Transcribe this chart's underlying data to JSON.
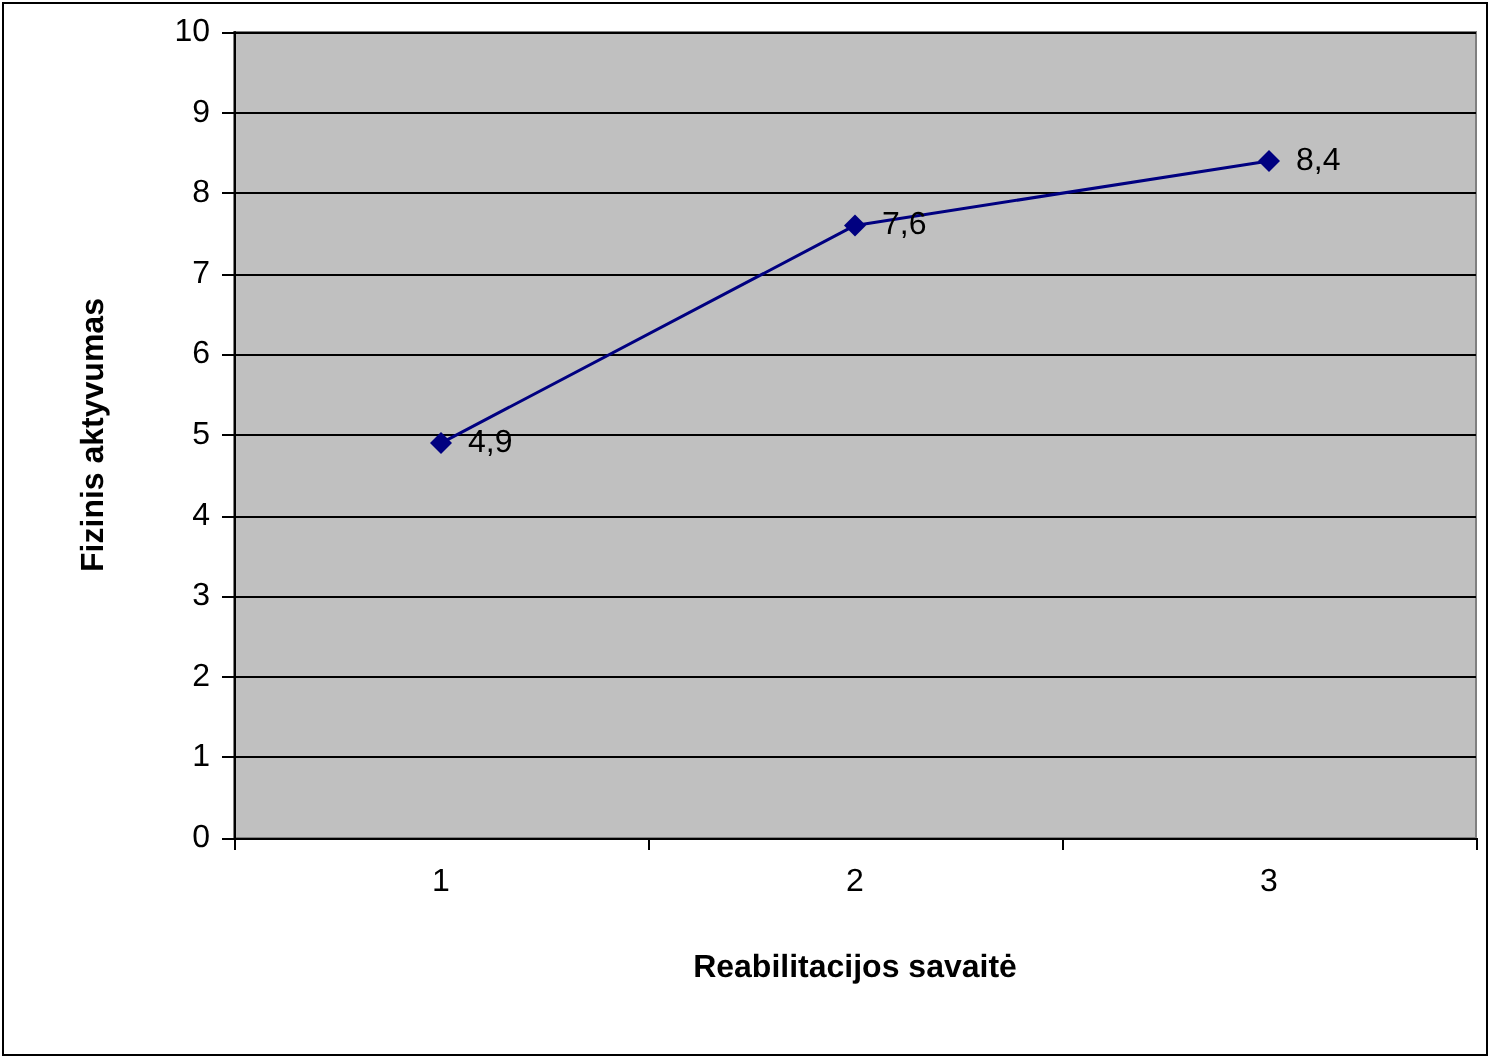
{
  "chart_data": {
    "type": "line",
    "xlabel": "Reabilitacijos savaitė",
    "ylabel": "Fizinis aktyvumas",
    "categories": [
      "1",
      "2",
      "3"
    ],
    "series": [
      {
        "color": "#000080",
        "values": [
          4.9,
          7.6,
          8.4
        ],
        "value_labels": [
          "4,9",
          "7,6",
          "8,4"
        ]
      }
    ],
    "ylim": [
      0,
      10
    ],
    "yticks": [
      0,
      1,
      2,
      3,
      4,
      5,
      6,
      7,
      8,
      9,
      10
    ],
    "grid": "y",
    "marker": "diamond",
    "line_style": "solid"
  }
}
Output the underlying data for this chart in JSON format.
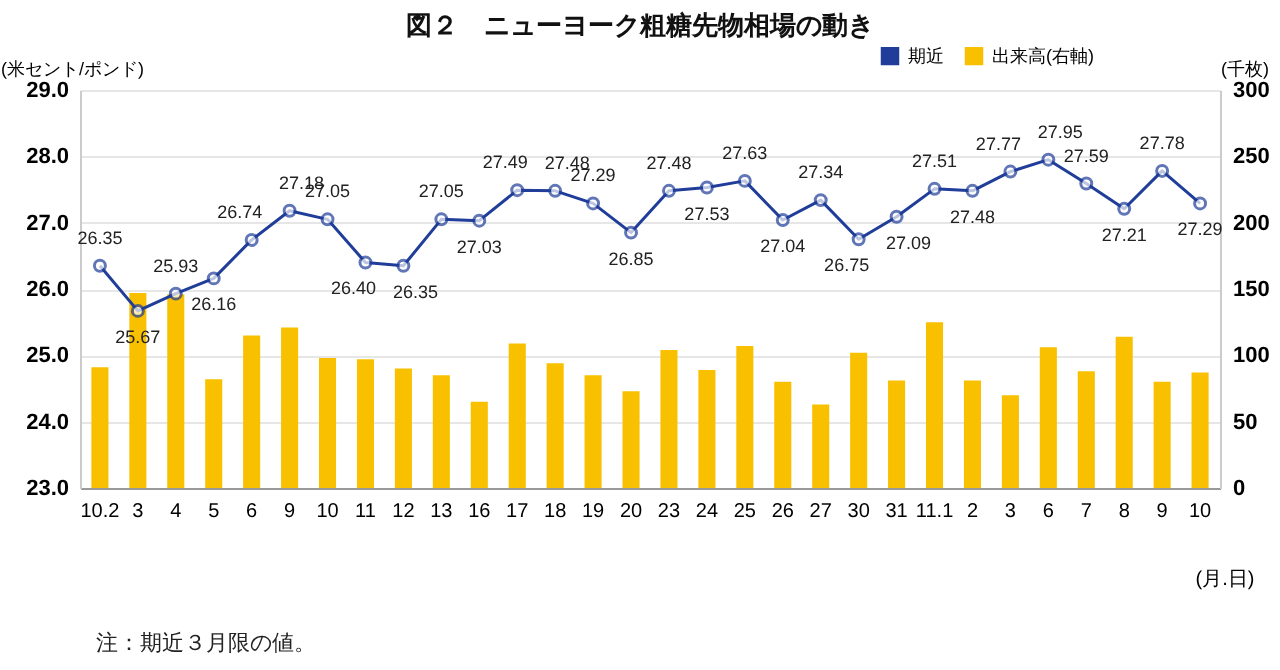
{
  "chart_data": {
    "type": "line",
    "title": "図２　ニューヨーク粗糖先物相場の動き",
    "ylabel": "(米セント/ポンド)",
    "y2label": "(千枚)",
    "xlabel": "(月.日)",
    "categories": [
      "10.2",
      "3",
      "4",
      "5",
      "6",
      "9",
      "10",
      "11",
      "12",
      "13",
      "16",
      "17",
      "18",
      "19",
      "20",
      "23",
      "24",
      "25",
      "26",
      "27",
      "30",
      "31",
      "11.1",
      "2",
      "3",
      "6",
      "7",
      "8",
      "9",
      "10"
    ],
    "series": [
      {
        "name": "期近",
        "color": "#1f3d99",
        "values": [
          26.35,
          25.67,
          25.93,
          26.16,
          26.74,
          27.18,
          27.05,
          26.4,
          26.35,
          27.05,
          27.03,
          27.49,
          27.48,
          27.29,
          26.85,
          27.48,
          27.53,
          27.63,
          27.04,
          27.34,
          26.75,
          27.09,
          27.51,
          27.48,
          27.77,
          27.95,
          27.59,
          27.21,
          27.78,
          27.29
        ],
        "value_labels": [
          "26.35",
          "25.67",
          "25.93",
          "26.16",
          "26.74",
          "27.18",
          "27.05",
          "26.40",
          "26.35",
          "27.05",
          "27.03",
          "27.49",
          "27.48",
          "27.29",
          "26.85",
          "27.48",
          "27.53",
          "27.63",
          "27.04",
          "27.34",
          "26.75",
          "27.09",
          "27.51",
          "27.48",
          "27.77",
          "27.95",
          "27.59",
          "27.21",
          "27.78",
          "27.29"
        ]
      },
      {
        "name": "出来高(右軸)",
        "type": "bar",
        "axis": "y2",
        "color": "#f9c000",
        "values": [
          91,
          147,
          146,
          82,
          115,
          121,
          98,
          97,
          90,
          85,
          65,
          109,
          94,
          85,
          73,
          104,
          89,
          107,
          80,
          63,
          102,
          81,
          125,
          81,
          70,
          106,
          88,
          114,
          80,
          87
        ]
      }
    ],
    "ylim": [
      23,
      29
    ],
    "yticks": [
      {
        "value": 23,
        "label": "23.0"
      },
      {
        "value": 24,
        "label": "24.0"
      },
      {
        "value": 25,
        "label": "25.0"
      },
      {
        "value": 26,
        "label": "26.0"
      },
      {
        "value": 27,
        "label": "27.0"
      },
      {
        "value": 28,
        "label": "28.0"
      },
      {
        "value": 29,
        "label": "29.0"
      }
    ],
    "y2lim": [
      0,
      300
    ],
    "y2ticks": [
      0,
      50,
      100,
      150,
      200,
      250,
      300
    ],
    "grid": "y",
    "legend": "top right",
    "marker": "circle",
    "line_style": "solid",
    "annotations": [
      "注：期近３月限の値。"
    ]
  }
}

********************

** Description of the task **
Report how many lines hold the string "color", giving the number and nothing else.

** Written reply **
3